AIM: Can you pull out each line of the data below that includes the word "Website"?
*** RECORD EXTRACTS ***
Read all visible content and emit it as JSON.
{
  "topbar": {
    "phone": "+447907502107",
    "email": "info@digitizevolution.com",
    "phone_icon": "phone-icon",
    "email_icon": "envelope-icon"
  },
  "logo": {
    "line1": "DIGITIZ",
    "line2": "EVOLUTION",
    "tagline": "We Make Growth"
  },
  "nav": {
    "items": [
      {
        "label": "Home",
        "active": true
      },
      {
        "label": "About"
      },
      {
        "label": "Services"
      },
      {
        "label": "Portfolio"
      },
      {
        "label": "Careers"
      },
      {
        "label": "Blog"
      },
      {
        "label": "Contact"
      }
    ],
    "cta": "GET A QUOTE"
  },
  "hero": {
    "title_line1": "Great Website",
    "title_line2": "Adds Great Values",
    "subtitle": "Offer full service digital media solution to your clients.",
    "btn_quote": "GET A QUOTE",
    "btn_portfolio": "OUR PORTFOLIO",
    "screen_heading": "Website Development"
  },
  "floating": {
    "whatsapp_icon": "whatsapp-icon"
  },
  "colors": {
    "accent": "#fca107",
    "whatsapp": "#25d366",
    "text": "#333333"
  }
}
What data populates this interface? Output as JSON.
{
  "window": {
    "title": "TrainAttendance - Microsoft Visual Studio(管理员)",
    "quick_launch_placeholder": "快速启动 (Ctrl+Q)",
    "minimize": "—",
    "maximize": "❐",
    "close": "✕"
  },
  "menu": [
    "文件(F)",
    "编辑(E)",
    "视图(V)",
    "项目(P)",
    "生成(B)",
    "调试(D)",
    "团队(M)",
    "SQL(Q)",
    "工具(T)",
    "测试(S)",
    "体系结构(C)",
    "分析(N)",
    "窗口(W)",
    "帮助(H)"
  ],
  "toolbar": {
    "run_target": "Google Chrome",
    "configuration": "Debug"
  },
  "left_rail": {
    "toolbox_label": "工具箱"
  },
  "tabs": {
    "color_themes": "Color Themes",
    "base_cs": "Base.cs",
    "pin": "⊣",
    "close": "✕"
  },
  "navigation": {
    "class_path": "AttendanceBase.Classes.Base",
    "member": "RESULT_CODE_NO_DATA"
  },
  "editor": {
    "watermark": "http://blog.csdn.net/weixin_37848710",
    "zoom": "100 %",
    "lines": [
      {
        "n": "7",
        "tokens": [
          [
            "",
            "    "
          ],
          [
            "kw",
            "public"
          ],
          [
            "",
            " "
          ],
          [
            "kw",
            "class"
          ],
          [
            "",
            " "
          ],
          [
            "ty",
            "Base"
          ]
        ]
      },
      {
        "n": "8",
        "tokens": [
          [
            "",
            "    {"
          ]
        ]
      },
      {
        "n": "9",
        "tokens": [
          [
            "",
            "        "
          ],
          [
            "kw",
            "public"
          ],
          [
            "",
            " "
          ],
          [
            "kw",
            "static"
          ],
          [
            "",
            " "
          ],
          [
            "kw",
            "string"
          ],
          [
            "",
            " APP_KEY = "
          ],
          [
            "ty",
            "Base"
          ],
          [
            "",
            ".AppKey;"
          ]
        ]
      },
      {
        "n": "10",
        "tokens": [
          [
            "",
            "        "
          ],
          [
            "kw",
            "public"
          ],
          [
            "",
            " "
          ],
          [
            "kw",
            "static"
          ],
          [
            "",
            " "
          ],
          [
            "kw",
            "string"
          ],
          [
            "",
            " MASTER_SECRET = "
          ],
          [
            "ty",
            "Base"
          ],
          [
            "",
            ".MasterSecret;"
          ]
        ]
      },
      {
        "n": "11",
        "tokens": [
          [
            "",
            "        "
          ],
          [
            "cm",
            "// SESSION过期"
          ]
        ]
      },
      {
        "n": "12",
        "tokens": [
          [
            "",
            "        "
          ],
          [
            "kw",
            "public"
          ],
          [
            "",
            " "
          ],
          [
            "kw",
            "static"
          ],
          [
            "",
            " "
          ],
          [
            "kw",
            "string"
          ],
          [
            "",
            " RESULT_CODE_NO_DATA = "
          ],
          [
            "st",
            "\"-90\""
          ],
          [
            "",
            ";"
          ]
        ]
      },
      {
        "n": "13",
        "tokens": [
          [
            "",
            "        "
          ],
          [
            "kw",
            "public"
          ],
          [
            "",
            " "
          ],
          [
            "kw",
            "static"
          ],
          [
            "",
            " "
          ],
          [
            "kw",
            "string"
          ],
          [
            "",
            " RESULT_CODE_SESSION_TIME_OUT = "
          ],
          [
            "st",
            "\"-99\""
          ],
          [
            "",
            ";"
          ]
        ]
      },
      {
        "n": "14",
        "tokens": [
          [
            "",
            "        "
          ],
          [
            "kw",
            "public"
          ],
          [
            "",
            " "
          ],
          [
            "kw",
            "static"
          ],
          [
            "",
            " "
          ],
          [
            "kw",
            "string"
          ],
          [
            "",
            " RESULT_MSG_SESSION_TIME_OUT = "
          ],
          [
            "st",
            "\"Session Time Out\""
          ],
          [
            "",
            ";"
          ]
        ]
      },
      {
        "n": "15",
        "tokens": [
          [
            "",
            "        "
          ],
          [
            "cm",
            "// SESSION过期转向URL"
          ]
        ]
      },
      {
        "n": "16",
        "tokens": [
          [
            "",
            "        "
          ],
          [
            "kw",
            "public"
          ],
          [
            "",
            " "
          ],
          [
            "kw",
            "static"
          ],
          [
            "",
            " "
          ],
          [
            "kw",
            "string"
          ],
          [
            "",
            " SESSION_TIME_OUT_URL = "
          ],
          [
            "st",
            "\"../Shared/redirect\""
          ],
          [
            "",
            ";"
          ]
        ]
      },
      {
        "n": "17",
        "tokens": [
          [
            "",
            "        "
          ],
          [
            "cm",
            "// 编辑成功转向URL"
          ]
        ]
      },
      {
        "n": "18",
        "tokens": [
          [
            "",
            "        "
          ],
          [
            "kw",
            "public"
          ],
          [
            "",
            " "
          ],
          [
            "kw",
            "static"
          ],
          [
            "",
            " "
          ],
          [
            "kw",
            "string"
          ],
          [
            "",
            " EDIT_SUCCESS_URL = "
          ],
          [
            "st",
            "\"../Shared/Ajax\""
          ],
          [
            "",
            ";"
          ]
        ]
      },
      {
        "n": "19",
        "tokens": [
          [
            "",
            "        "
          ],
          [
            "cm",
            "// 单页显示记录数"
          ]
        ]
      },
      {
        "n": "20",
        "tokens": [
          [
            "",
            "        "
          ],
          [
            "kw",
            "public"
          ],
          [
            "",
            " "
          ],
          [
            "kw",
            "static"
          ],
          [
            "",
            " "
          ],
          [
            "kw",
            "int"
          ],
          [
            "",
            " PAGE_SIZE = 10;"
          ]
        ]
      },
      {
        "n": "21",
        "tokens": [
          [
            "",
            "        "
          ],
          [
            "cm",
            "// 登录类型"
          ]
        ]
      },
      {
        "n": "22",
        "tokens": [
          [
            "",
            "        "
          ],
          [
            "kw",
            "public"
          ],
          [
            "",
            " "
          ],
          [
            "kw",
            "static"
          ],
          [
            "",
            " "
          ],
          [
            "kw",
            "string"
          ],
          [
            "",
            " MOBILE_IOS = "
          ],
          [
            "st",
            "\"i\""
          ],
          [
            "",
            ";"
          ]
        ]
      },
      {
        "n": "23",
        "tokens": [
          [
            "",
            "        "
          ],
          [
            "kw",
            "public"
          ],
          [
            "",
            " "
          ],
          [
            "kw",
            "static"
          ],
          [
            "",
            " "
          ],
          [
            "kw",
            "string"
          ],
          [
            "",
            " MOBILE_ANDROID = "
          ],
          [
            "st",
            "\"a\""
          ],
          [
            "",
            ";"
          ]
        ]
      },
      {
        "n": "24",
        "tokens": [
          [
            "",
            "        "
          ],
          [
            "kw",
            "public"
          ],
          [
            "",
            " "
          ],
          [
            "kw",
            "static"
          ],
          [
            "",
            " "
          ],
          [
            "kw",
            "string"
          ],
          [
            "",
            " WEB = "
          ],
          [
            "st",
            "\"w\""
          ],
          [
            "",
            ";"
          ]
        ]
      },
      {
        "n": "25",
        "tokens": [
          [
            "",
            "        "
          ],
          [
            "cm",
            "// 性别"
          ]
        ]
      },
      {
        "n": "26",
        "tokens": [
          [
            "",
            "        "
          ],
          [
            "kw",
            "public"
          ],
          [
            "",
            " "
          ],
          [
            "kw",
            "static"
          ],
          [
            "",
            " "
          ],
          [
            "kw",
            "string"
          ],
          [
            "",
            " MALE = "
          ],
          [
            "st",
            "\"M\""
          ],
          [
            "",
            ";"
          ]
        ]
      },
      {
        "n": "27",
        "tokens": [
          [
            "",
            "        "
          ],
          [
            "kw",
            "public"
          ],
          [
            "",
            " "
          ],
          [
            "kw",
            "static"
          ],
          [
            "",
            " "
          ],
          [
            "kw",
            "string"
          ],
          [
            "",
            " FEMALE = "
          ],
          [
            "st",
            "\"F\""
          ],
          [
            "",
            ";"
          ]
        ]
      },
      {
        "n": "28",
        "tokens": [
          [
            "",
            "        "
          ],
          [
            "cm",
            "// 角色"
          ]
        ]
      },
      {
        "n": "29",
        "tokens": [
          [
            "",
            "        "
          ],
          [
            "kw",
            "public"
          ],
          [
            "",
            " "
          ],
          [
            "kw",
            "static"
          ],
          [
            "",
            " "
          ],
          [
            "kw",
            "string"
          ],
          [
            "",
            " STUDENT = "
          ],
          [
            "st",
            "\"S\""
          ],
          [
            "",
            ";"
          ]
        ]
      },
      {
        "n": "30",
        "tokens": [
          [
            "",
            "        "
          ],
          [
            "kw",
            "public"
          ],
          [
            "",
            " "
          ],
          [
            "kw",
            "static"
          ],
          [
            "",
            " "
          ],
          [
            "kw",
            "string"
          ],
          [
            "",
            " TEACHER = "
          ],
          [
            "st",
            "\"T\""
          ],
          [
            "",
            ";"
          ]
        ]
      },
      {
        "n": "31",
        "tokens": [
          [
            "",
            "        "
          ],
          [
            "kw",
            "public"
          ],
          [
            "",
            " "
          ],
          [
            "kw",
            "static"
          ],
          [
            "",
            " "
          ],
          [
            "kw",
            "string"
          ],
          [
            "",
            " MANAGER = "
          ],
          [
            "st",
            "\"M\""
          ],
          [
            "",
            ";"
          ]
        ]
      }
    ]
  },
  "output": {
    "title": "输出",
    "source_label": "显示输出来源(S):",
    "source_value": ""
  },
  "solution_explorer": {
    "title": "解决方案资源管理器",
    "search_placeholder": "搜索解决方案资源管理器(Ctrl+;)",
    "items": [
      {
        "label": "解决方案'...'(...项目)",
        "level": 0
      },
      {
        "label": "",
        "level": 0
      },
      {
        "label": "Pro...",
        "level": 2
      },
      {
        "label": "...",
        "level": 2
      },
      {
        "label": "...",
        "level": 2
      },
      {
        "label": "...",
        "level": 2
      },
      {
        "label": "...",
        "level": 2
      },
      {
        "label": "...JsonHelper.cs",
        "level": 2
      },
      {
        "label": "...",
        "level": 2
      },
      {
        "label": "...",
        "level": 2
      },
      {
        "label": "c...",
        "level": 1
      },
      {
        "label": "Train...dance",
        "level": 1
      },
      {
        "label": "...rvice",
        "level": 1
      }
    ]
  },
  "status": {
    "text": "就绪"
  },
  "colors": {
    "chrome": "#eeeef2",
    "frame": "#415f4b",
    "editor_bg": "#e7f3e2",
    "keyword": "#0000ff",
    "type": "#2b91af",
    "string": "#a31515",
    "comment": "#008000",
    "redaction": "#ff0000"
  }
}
***
WRITTEN SOLUTION:
    "title_line1": "Great Website",
    "screen_heading": "Website Development"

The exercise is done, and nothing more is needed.